Directions for this task | Reproduce every one of the following items word for word, without changing anything.

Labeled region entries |
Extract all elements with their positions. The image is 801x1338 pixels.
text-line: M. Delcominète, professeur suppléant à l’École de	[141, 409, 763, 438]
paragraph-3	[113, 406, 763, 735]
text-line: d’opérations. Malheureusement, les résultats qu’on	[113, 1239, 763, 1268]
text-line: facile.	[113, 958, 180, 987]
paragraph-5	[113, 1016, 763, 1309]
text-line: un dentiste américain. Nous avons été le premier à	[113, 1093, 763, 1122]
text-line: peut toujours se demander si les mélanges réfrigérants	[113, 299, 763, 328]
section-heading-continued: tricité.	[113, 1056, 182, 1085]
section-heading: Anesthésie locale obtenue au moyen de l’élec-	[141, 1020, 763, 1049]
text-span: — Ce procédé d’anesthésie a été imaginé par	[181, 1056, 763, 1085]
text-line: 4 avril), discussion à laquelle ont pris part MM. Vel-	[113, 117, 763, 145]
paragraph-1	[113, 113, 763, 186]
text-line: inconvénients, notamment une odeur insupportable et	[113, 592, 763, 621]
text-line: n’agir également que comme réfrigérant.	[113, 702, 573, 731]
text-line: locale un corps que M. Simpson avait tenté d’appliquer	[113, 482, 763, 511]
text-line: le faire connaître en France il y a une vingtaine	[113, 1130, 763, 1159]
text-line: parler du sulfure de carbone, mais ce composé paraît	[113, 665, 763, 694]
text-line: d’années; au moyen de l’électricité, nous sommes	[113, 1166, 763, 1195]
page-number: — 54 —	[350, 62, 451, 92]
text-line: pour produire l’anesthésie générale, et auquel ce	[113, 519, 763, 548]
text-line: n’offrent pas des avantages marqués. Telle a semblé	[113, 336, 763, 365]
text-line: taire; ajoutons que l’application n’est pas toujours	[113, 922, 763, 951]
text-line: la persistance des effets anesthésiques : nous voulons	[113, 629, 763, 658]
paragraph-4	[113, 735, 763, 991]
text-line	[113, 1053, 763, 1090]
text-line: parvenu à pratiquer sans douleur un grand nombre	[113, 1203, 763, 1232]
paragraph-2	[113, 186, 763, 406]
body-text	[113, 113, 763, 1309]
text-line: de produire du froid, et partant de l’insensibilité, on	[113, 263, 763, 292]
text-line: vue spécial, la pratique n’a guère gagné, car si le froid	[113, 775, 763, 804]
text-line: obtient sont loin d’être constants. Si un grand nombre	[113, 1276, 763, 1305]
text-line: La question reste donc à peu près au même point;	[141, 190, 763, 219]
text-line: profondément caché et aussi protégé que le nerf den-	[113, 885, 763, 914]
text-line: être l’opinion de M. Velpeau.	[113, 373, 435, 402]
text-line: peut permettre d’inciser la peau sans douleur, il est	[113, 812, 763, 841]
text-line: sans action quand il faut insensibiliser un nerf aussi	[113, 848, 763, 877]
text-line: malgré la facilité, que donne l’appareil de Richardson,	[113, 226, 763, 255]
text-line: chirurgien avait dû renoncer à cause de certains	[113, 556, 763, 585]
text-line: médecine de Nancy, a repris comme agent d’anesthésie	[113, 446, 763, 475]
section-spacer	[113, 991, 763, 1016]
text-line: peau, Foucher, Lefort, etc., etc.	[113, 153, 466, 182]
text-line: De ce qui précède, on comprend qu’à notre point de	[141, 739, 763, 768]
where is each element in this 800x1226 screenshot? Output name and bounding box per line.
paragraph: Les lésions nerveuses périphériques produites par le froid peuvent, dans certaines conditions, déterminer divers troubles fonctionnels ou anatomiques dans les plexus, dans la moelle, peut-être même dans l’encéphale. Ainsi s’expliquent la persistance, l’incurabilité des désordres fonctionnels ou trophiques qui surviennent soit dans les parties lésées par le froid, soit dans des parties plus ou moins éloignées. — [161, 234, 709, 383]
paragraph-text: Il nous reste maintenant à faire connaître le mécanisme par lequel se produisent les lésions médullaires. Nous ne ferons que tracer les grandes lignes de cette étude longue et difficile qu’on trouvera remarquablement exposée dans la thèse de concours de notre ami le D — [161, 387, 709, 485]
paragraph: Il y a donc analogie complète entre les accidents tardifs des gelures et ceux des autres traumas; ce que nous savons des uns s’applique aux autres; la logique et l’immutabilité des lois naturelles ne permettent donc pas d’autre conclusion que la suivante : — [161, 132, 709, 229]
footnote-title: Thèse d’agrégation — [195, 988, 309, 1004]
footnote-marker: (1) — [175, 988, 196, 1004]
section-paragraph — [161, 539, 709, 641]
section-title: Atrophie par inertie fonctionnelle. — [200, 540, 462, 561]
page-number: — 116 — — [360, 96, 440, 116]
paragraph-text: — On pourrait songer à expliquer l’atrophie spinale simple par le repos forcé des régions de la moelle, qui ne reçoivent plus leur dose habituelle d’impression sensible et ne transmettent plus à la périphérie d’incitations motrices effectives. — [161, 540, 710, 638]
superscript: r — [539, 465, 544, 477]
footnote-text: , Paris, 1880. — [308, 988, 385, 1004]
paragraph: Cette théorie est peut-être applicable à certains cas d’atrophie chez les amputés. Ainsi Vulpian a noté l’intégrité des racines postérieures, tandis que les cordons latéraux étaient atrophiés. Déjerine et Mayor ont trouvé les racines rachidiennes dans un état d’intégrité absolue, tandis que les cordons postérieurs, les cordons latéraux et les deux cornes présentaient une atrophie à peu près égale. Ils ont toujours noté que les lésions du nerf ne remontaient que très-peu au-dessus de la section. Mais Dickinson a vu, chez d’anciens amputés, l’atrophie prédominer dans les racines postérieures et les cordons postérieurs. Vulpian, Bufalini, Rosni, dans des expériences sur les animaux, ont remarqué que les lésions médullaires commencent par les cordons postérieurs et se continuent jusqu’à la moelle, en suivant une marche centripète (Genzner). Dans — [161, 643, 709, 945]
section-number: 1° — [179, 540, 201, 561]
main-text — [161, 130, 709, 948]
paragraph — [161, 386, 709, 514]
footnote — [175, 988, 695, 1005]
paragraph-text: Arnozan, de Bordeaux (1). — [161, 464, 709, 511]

The reply |
Extract all elements with their positions. The image is 801x1338 pixels.
text-line: M. Delcominète, professeur suppléant à l’École de	[141, 409, 763, 438]
paragraph-3	[113, 406, 763, 735]
text-line: d’opérations. Malheureusement, les résultats qu’on	[113, 1239, 763, 1268]
text-line: facile.	[113, 958, 180, 987]
paragraph-5	[113, 1016, 763, 1309]
text-line: un dentiste américain. Nous avons été le premier à	[113, 1093, 763, 1122]
text-line: peut toujours se demander si les mélanges réfrigérants	[113, 299, 763, 328]
section-heading-continued: tricité.	[113, 1056, 182, 1085]
section-heading: Anesthésie locale obtenue au moyen de l’élec-	[141, 1020, 763, 1049]
text-span: — Ce procédé d’anesthésie a été imaginé par	[181, 1056, 763, 1085]
text-line: 4 avril), discussion à laquelle ont pris part MM. Vel-	[113, 117, 763, 145]
paragraph-1	[113, 113, 763, 186]
text-line: inconvénients, notamment une odeur insupportable et	[113, 592, 763, 621]
text-line: n’agir également que comme réfrigérant.	[113, 702, 573, 731]
text-line: locale un corps que M. Simpson avait tenté d’appliquer	[113, 482, 763, 511]
text-line: le faire connaître en France il y a une vingtaine	[113, 1130, 763, 1159]
text-line: parler du sulfure de carbone, mais ce composé paraît	[113, 665, 763, 694]
text-line: d’années; au moyen de l’électricité, nous sommes	[113, 1166, 763, 1195]
page-number: — 54 —	[350, 62, 451, 92]
text-line: pour produire l’anesthésie générale, et auquel ce	[113, 519, 763, 548]
text-line: n’offrent pas des avantages marqués. Telle a semblé	[113, 336, 763, 365]
text-line: taire; ajoutons que l’application n’est pas toujours	[113, 922, 763, 951]
text-line: la persistance des effets anesthésiques : nous voulons	[113, 629, 763, 658]
paragraph-4	[113, 735, 763, 991]
text-line	[113, 1053, 763, 1090]
text-line: parvenu à pratiquer sans douleur un grand nombre	[113, 1203, 763, 1232]
paragraph-2	[113, 186, 763, 406]
body-text	[113, 113, 763, 1309]
text-line: de produire du froid, et partant de l’insensibilité, on	[113, 263, 763, 292]
text-line: vue spécial, la pratique n’a guère gagné, car si le froid	[113, 775, 763, 804]
text-line: obtient sont loin d’être constants. Si un grand nombre	[113, 1276, 763, 1305]
text-line: La question reste donc à peu près au même point;	[141, 190, 763, 219]
text-line: profondément caché et aussi protégé que le nerf den-	[113, 885, 763, 914]
text-line: être l’opinion de M. Velpeau.	[113, 373, 435, 402]
text-line: peut permettre d’inciser la peau sans douleur, il est	[113, 812, 763, 841]
text-line: sans action quand il faut insensibiliser un nerf aussi	[113, 848, 763, 877]
text-line: malgré la facilité, que donne l’appareil de Richardson,	[113, 226, 763, 255]
text-line: chirurgien avait dû renoncer à cause de certains	[113, 556, 763, 585]
text-line: médecine de Nancy, a repris comme agent d’anesthésie	[113, 446, 763, 475]
section-spacer	[113, 991, 763, 1016]
text-line: peau, Foucher, Lefort, etc., etc.	[113, 153, 466, 182]
text-line: De ce qui précède, on comprend qu’à notre point de	[141, 739, 763, 768]
where is each element in this 800x1226 screenshot? Output name and bounding box per line.
paragraph: Les lésions nerveuses périphériques produites par le froid peuvent, dans certaines conditions, déterminer divers troubles fonctionnels ou anatomiques dans les plexus, dans la moelle, peut-être même dans l’encéphale. Ainsi s’expliquent la persistance, l’incurabilité des désordres fonctionnels ou trophiques qui surviennent soit dans les parties lésées par le froid, soit dans des parties plus ou moins éloignées. — [161, 234, 709, 383]
paragraph-text: Il nous reste maintenant à faire connaître le mécanisme par lequel se produisent les lésions médullaires. Nous ne ferons que tracer les grandes lignes de cette étude longue et difficile qu’on trouvera remarquablement exposée dans la thèse de concours de notre ami le D — [161, 387, 709, 485]
paragraph: Il y a donc analogie complète entre les accidents tardifs des gelures et ceux des autres traumas; ce que nous savons des uns s’applique aux autres; la logique et l’immutabilité des lois naturelles ne permettent donc pas d’autre conclusion que la suivante : — [161, 132, 709, 229]
footnote-title: Thèse d’agrégation — [195, 988, 309, 1004]
footnote-marker: (1) — [175, 988, 196, 1004]
section-paragraph — [161, 539, 709, 641]
section-title: Atrophie par inertie fonctionnelle. — [200, 540, 462, 561]
page-number: — 116 — — [360, 96, 440, 116]
paragraph-text: — On pourrait songer à expliquer l’atrophie spinale simple par le repos forcé des régions de la moelle, qui ne reçoivent plus leur dose habituelle d’impression sensible et ne transmettent plus à la périphérie d’incitations motrices effectives. — [161, 540, 710, 638]
superscript: r — [539, 465, 544, 477]
footnote-text: , Paris, 1880. — [308, 988, 385, 1004]
paragraph: Cette théorie est peut-être applicable à certains cas d’atrophie chez les amputés. Ainsi Vulpian a noté l’intégrité des racines postérieures, tandis que les cordons latéraux étaient atrophiés. Déjerine et Mayor ont trouvé les racines rachidiennes dans un état d’intégrité absolue, tandis que les cordons postérieurs, les cordons latéraux et les deux cornes présentaient une atrophie à peu près égale. Ils ont toujours noté que les lésions du nerf ne remontaient que très-peu au-dessus de la section. Mais Dickinson a vu, chez d’anciens amputés, l’atrophie prédominer dans les racines postérieures et les cordons postérieurs. Vulpian, Bufalini, Rosni, dans des expériences sur les animaux, ont remarqué que les lésions médullaires commencent par les cordons postérieurs et se continuent jusqu’à la moelle, en suivant une marche centripète (Genzner). Dans — [161, 643, 709, 945]
section-number: 1° — [179, 540, 201, 561]
main-text — [161, 130, 709, 948]
paragraph — [161, 386, 709, 514]
footnote — [175, 988, 695, 1005]
paragraph-text: Arnozan, de Bordeaux (1). — [161, 464, 709, 511]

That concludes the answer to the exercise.